[Dataset rows about figures]
··········

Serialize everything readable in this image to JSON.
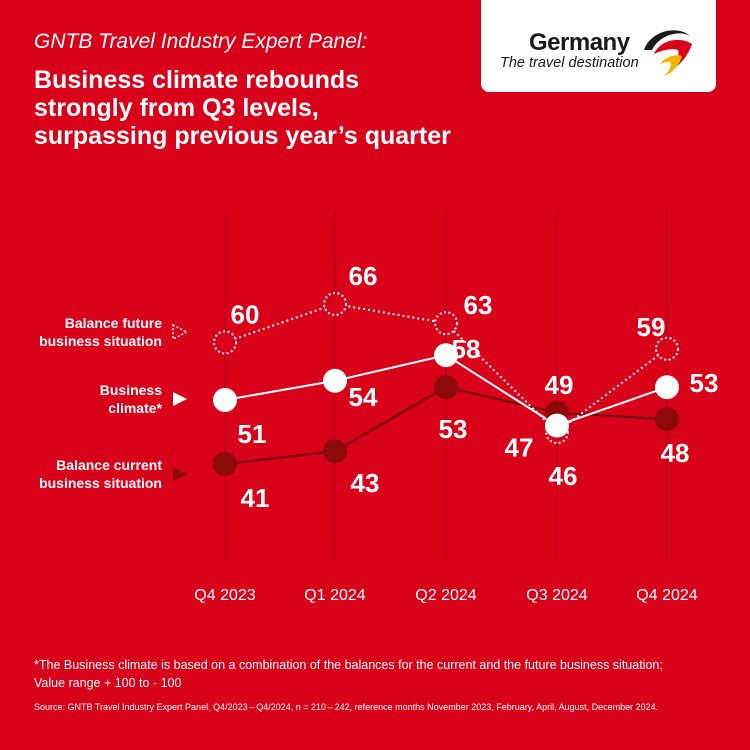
{
  "header": {
    "kicker": "GNTB Travel Industry Expert Panel:",
    "headline_lines": [
      "Business climate rebounds",
      "strongly from Q3 levels,",
      "surpassing previous year’s quarter"
    ]
  },
  "logo": {
    "name": "Germany",
    "tagline": "The travel destination",
    "icon": "eagle-swoosh-icon"
  },
  "colors": {
    "background": "#d9001a",
    "white": "#ffffff",
    "current": "#8c0a0a",
    "current_line": "#6b0a0a",
    "gridline": "#b80014",
    "logo_black": "#1a1a1a",
    "logo_gold": "#f2b800",
    "logo_red": "#d9001a"
  },
  "legend_labels": {
    "future": [
      "Balance future",
      "business situation"
    ],
    "climate": [
      "Business",
      "climate*"
    ],
    "current": [
      "Balance current",
      "business situation"
    ]
  },
  "chart_data": {
    "type": "line",
    "categories": [
      "Q4 2023",
      "Q1 2024",
      "Q2 2024",
      "Q3 2024",
      "Q4 2024"
    ],
    "series": [
      {
        "name": "Balance future business situation",
        "key": "future",
        "style": "dotted-hollow",
        "values": [
          60,
          66,
          63,
          46,
          59
        ]
      },
      {
        "name": "Business climate*",
        "key": "climate",
        "style": "solid-white",
        "values": [
          51,
          54,
          58,
          47,
          53
        ]
      },
      {
        "name": "Balance current business situation",
        "key": "current",
        "style": "solid-dark",
        "values": [
          41,
          43,
          53,
          49,
          48
        ]
      }
    ],
    "ylim": [
      36,
      72
    ],
    "grid": "vertical",
    "legend": "left",
    "title": "",
    "xlabel": "",
    "ylabel": ""
  },
  "footnote": {
    "line1": "*The Business climate is based on a combination of the balances for the current and the future business situation;",
    "line2": "Value range + 100 to - 100"
  },
  "source": "Source:  GNTB Travel Industry Expert Panel, Q4/2023 – Q4/2024, n = 210 – 242, reference months November 2023, February, April, August, December 2024."
}
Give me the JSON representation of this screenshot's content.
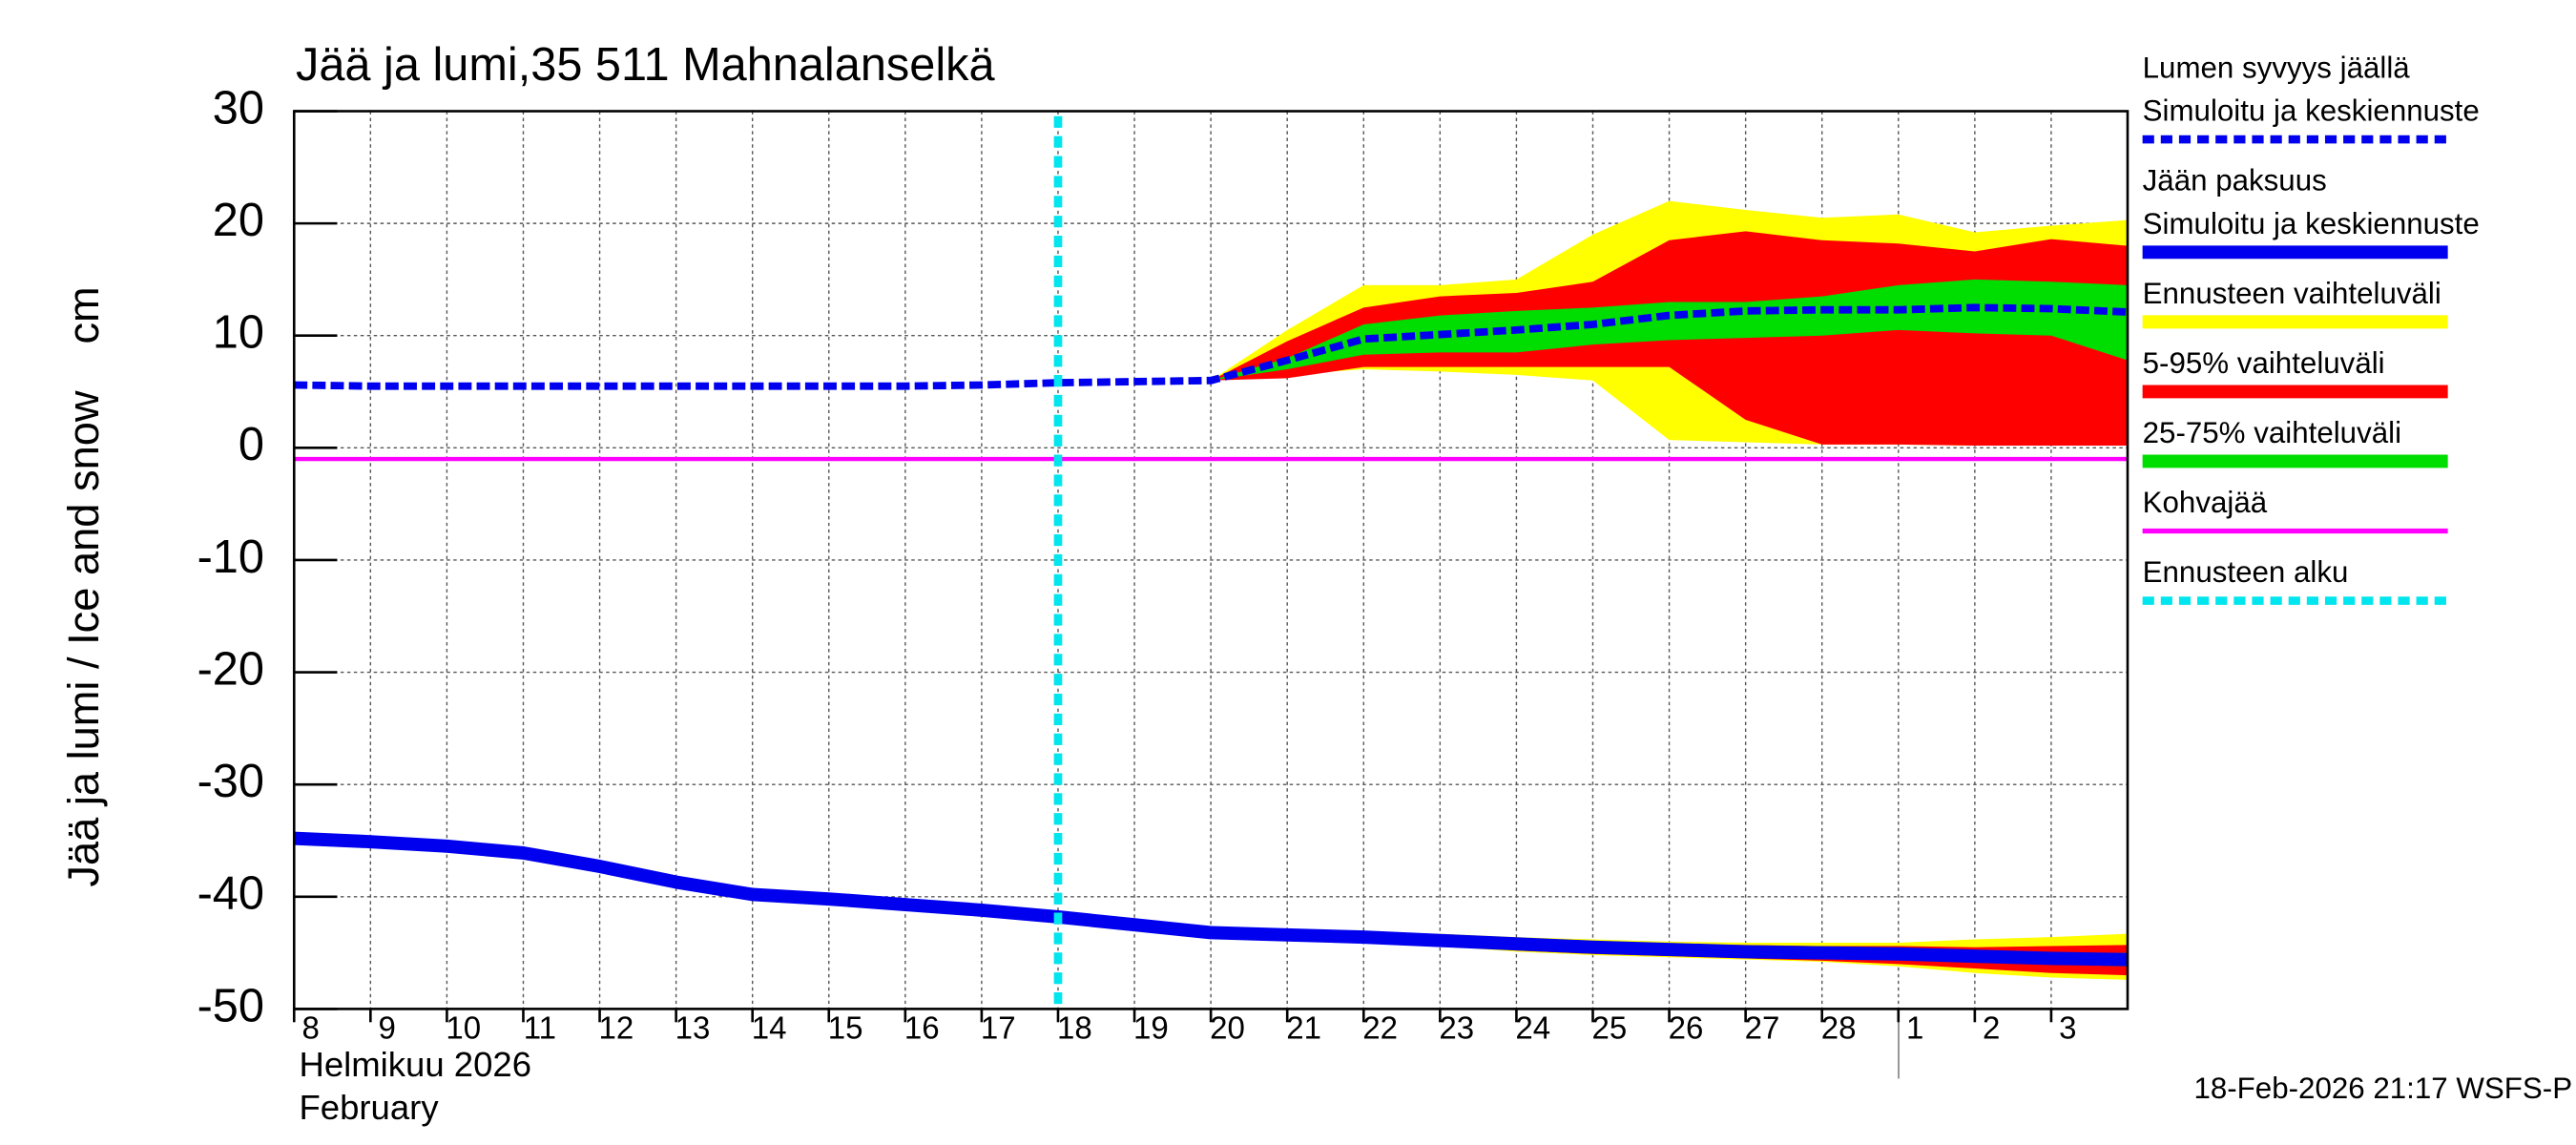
{
  "chart_data": {
    "type": "line",
    "title": "Jää ja lumi,35 511 Mahnalanselkä",
    "y_label": "Jää ja lumi / Ice and snow",
    "y_unit": "cm",
    "x_label_fi": "Helmikuu  2026",
    "x_label_en": "February",
    "footer": "18-Feb-2026 21:17 WSFS-P",
    "grid": true,
    "ylim": [
      -50,
      30
    ],
    "yticks": [
      -50,
      -40,
      -30,
      -20,
      -10,
      0,
      10,
      20,
      30
    ],
    "xlim": [
      "2026-02-08",
      "2026-03-04"
    ],
    "xticks": [
      {
        "value": "2026-02-08",
        "label": "8"
      },
      {
        "value": "2026-02-09",
        "label": "9"
      },
      {
        "value": "2026-02-10",
        "label": "10"
      },
      {
        "value": "2026-02-11",
        "label": "11"
      },
      {
        "value": "2026-02-12",
        "label": "12"
      },
      {
        "value": "2026-02-13",
        "label": "13"
      },
      {
        "value": "2026-02-14",
        "label": "14"
      },
      {
        "value": "2026-02-15",
        "label": "15"
      },
      {
        "value": "2026-02-16",
        "label": "16"
      },
      {
        "value": "2026-02-17",
        "label": "17"
      },
      {
        "value": "2026-02-18",
        "label": "18"
      },
      {
        "value": "2026-02-19",
        "label": "19"
      },
      {
        "value": "2026-02-20",
        "label": "20"
      },
      {
        "value": "2026-02-21",
        "label": "21"
      },
      {
        "value": "2026-02-22",
        "label": "22"
      },
      {
        "value": "2026-02-23",
        "label": "23"
      },
      {
        "value": "2026-02-24",
        "label": "24"
      },
      {
        "value": "2026-02-25",
        "label": "25"
      },
      {
        "value": "2026-02-26",
        "label": "26"
      },
      {
        "value": "2026-02-27",
        "label": "27"
      },
      {
        "value": "2026-02-28",
        "label": "28"
      },
      {
        "value": "2026-03-01",
        "label": "1"
      },
      {
        "value": "2026-03-02",
        "label": "2"
      },
      {
        "value": "2026-03-03",
        "label": "3"
      }
    ],
    "x": [
      "2026-02-08",
      "2026-02-09",
      "2026-02-10",
      "2026-02-11",
      "2026-02-12",
      "2026-02-13",
      "2026-02-14",
      "2026-02-15",
      "2026-02-16",
      "2026-02-17",
      "2026-02-18",
      "2026-02-19",
      "2026-02-20",
      "2026-02-21",
      "2026-02-22",
      "2026-02-23",
      "2026-02-24",
      "2026-02-25",
      "2026-02-26",
      "2026-02-27",
      "2026-02-28",
      "2026-03-01",
      "2026-03-02",
      "2026-03-03",
      "2026-03-04"
    ],
    "series": [
      {
        "kind": "dashed",
        "name": "Lumen syvyys jäällä",
        "subname": "Simuloitu ja keskiennuste",
        "color": "#0000ee",
        "values": [
          5.6,
          5.5,
          5.5,
          5.5,
          5.5,
          5.5,
          5.5,
          5.5,
          5.5,
          5.6,
          5.8,
          5.9,
          6.0,
          7.8,
          9.7,
          10.1,
          10.5,
          11.0,
          11.8,
          12.2,
          12.3,
          12.3,
          12.5,
          12.4,
          12.1
        ]
      },
      {
        "kind": "solid",
        "name": "Jään paksuus",
        "subname": "Simuloitu ja keskiennuste",
        "color": "#0000ee",
        "values": [
          -34.8,
          -35.1,
          -35.5,
          -36.1,
          -37.3,
          -38.7,
          -39.8,
          -40.2,
          -40.7,
          -41.2,
          -41.8,
          -42.5,
          -43.2,
          -43.4,
          -43.6,
          -43.9,
          -44.2,
          -44.5,
          -44.7,
          -44.9,
          -45.0,
          -45.1,
          -45.3,
          -45.5,
          -45.6
        ]
      },
      {
        "kind": "band",
        "name": "Ennusteen vaihteluväli",
        "color": "#ffff00",
        "bands": [
          {
            "upper": [
              null,
              null,
              null,
              null,
              null,
              null,
              null,
              null,
              null,
              null,
              null,
              null,
              6,
              10.5,
              14.5,
              14.5,
              15,
              19,
              22,
              21.2,
              20.5,
              20.8,
              19.2,
              19.8,
              20.3
            ],
            "lower": [
              null,
              null,
              null,
              null,
              null,
              null,
              null,
              null,
              null,
              null,
              null,
              null,
              6,
              6.5,
              7,
              6.8,
              6.5,
              6,
              0.7,
              0.5,
              0.3,
              0.3,
              0.2,
              0.2,
              0.2
            ]
          },
          {
            "upper": [
              null,
              null,
              null,
              null,
              null,
              null,
              null,
              null,
              null,
              null,
              null,
              null,
              -43.2,
              -43.1,
              -43.2,
              -43.3,
              -43.6,
              -43.8,
              -44,
              -44.1,
              -44.1,
              -44.1,
              -43.8,
              -43.6,
              -43.3
            ],
            "lower": [
              null,
              null,
              null,
              null,
              null,
              null,
              null,
              null,
              null,
              null,
              null,
              null,
              -43.2,
              -43.6,
              -43.9,
              -44.4,
              -44.9,
              -45.2,
              -45.4,
              -45.6,
              -45.8,
              -46.2,
              -46.8,
              -47.2,
              -47.4
            ]
          }
        ]
      },
      {
        "kind": "band",
        "name": "5-95% vaihteluväli",
        "color": "#ff0000",
        "bands": [
          {
            "upper": [
              null,
              null,
              null,
              null,
              null,
              null,
              null,
              null,
              null,
              null,
              null,
              null,
              6,
              9.5,
              12.5,
              13.5,
              13.8,
              14.8,
              18.5,
              19.3,
              18.5,
              18.2,
              17.5,
              18.6,
              18
            ],
            "lower": [
              null,
              null,
              null,
              null,
              null,
              null,
              null,
              null,
              null,
              null,
              null,
              null,
              6,
              6.2,
              7.2,
              7.2,
              7.2,
              7.2,
              7.2,
              2.5,
              0.3,
              0.3,
              0.2,
              0.2,
              0.2
            ]
          },
          {
            "upper": [
              null,
              null,
              null,
              null,
              null,
              null,
              null,
              null,
              null,
              null,
              null,
              null,
              -43.2,
              -43.2,
              -43.3,
              -43.5,
              -43.8,
              -44,
              -44.2,
              -44.3,
              -44.4,
              -44.4,
              -44.5,
              -44.4,
              -44.3
            ],
            "lower": [
              null,
              null,
              null,
              null,
              null,
              null,
              null,
              null,
              null,
              null,
              null,
              null,
              -43.2,
              -43.5,
              -43.8,
              -44.2,
              -44.8,
              -45.1,
              -45.3,
              -45.5,
              -45.7,
              -46,
              -46.4,
              -46.8,
              -47
            ]
          }
        ]
      },
      {
        "kind": "band",
        "name": "25-75% vaihteluväli",
        "color": "#00dd00",
        "bands": [
          {
            "upper": [
              null,
              null,
              null,
              null,
              null,
              null,
              null,
              null,
              null,
              null,
              null,
              null,
              6,
              8,
              11,
              11.8,
              12.2,
              12.5,
              13,
              13,
              13.5,
              14.5,
              15,
              14.8,
              14.5
            ],
            "lower": [
              null,
              null,
              null,
              null,
              null,
              null,
              null,
              null,
              null,
              null,
              null,
              null,
              6,
              7,
              8.3,
              8.5,
              8.5,
              9.2,
              9.6,
              9.8,
              10,
              10.5,
              10.2,
              10,
              7.8
            ]
          },
          {
            "upper": [
              null,
              null,
              null,
              null,
              null,
              null,
              null,
              null,
              null,
              null,
              null,
              null,
              -43.2,
              -43.3,
              -43.5,
              -43.7,
              -44,
              -44.3,
              -44.5,
              -44.7,
              -44.8,
              -44.8,
              -44.9,
              -45,
              -45
            ],
            "lower": [
              null,
              null,
              null,
              null,
              null,
              null,
              null,
              null,
              null,
              null,
              null,
              null,
              -43.2,
              -43.4,
              -43.7,
              -44,
              -44.4,
              -44.7,
              -44.9,
              -45.1,
              -45.3,
              -45.4,
              -45.7,
              -46,
              -46.2
            ]
          }
        ]
      },
      {
        "kind": "hline",
        "name": "Kohvajää",
        "color": "#ff00ff",
        "value": -1
      },
      {
        "kind": "vline",
        "name": "Ennusteen alku",
        "color": "#00e5ee",
        "at": "2026-02-18"
      }
    ]
  }
}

··········

Task instructions — Pull every line containing the word "solid" out of the material.

Solution for this problem —
        "style": "solid-white",
        "style": "solid-dark",
        "kind": "solid",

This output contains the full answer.